Locate each line containing the string "screenshot" and copy it out.

╭─ MATERIAL SHOWN

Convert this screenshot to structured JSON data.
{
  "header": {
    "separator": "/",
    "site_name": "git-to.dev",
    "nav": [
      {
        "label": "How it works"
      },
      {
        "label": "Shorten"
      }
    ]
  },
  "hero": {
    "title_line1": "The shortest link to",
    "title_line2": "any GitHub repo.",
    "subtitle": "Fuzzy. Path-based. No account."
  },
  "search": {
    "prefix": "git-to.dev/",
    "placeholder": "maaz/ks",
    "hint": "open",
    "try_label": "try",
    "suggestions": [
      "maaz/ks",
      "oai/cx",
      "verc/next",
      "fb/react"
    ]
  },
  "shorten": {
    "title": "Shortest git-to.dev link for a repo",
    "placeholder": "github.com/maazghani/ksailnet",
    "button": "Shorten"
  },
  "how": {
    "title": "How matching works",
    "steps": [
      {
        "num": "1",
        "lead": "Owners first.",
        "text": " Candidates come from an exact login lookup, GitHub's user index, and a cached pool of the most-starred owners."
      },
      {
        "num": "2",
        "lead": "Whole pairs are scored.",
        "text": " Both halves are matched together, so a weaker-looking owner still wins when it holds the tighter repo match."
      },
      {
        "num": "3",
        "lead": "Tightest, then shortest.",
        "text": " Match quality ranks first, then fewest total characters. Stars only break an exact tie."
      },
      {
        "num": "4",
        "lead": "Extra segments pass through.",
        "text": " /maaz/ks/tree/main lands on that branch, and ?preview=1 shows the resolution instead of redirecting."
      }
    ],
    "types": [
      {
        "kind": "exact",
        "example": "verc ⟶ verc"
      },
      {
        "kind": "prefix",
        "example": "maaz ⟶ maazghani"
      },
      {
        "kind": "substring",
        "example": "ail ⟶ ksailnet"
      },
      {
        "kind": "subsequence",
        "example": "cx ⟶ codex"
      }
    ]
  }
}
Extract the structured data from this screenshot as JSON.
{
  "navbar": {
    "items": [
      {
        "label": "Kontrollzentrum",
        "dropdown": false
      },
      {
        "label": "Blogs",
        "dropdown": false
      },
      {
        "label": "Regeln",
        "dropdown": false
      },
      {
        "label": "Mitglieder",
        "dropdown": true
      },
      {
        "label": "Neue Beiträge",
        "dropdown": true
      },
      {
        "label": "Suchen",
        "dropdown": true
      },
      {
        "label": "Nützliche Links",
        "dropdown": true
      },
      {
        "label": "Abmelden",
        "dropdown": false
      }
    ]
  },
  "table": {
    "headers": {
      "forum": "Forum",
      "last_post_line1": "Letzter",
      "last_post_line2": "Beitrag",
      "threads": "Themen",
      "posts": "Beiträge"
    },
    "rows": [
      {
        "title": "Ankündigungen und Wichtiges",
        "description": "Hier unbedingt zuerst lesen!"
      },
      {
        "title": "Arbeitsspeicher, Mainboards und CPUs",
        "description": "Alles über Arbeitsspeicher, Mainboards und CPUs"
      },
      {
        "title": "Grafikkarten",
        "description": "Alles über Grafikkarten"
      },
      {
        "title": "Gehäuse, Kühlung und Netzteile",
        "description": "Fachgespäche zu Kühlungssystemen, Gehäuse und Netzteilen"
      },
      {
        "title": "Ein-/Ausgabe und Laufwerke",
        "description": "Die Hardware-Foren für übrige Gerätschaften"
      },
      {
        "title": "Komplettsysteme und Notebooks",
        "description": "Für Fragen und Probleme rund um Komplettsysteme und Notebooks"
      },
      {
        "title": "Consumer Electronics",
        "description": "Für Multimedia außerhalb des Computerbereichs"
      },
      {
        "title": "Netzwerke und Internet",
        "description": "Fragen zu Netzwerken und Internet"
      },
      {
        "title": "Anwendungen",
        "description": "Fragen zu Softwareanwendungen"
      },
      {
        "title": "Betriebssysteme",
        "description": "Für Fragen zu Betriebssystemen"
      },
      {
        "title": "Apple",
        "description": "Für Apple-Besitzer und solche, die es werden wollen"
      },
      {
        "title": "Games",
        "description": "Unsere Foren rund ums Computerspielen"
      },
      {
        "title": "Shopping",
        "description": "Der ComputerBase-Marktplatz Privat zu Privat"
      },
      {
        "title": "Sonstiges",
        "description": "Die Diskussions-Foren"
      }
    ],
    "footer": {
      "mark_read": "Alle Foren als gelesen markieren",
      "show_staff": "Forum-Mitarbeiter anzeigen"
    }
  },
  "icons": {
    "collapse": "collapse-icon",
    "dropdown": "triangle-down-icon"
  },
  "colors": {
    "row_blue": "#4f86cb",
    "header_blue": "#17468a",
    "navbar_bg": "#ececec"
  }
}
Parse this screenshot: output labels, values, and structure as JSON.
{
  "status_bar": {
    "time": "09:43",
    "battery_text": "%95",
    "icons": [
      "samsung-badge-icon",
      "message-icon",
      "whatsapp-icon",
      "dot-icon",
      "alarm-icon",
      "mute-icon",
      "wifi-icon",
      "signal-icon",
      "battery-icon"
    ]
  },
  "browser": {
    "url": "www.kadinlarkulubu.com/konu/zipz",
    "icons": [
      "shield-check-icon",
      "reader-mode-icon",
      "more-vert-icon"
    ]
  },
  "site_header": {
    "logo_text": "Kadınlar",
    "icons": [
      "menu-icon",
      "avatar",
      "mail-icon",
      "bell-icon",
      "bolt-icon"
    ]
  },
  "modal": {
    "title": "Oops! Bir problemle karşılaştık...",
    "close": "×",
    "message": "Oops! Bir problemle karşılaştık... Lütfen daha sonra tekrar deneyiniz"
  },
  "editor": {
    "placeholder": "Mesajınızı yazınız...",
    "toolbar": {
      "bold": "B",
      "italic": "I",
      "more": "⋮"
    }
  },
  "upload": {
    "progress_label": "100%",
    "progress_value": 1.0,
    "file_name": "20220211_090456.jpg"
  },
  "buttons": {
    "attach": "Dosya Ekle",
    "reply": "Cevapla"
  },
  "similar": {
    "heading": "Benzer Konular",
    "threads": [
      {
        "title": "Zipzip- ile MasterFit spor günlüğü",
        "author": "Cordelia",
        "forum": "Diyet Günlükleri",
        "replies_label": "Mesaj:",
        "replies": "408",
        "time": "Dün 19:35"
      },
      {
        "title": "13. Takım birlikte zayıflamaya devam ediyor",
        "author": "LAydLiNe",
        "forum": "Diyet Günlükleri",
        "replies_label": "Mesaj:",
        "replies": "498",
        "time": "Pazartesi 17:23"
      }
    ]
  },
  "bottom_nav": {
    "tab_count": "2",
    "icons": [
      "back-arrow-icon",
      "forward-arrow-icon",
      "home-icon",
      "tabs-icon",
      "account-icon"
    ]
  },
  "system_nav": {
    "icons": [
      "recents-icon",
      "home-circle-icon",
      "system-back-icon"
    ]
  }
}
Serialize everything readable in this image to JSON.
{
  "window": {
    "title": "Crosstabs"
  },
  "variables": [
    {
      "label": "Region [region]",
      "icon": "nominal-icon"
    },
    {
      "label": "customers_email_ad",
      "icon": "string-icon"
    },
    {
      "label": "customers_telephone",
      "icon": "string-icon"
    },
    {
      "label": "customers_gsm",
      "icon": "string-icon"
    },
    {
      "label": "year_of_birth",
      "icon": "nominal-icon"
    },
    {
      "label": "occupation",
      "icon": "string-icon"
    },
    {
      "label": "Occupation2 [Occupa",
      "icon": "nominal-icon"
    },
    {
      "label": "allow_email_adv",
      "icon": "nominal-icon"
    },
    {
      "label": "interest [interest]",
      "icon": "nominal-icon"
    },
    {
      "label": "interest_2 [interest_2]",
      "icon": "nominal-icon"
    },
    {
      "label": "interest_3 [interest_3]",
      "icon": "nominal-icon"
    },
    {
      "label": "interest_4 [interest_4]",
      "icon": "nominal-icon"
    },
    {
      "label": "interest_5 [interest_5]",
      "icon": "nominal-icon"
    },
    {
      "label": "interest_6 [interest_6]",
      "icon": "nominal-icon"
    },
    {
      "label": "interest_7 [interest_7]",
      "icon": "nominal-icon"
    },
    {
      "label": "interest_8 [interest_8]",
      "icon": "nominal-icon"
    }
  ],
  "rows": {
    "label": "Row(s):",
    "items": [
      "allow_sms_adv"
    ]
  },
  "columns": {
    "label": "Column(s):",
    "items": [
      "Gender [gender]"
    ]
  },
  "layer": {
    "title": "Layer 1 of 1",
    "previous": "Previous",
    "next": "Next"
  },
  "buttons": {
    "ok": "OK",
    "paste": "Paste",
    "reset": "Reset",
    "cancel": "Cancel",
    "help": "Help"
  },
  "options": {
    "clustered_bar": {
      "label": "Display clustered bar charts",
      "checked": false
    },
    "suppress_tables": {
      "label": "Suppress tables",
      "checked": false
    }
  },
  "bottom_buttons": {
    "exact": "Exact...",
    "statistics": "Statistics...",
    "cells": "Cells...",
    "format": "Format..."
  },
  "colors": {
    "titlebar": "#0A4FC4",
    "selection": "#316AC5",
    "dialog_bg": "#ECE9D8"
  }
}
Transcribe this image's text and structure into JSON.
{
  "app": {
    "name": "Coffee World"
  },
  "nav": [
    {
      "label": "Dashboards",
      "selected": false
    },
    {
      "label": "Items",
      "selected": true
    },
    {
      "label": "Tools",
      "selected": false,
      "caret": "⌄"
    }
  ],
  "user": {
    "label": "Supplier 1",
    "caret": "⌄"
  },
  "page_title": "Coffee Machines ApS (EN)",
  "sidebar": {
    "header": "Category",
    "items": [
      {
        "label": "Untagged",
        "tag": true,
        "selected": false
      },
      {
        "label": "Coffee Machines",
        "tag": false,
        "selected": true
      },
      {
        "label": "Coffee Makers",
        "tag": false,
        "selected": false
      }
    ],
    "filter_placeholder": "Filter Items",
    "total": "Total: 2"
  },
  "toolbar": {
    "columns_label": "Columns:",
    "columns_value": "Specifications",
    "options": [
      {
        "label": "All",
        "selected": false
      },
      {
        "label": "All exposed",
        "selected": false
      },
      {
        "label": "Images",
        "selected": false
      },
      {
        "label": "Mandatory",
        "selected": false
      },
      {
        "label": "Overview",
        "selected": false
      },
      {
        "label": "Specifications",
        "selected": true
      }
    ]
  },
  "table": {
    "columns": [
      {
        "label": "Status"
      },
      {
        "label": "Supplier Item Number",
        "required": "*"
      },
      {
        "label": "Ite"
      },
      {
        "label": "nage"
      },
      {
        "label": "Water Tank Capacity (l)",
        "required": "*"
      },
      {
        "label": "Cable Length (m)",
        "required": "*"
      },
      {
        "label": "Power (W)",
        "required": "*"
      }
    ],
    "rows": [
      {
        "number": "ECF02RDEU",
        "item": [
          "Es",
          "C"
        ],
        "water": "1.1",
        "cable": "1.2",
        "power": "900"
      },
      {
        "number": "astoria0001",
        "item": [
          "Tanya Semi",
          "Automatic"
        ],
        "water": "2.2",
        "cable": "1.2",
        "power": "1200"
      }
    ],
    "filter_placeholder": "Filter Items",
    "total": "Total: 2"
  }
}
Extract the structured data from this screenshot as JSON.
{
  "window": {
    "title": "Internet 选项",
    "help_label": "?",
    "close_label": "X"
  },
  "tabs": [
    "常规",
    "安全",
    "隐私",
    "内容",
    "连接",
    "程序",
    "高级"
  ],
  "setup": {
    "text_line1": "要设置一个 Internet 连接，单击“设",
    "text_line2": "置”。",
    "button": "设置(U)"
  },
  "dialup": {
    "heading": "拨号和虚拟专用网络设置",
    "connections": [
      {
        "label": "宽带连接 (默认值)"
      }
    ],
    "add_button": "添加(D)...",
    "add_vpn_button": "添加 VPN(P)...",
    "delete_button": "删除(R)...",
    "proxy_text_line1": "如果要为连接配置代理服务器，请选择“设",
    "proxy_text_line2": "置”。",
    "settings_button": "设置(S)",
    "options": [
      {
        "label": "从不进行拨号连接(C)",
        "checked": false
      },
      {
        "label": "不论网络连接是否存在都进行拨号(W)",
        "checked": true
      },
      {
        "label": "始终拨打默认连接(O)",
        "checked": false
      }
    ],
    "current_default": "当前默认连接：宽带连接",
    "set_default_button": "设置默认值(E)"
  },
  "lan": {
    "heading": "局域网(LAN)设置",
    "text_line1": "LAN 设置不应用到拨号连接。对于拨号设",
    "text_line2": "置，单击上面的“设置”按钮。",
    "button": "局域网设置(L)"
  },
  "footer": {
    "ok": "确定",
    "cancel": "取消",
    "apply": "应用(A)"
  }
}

╰─

◆ RESULT OF THE EXERCISE:
Convert this screenshot to structured JSON data.
Extract the structured data from this screenshot as JSON.
Parse this screenshot: output labels, values, and structure as JSON.
Extract the structured data from this screenshot as JSON.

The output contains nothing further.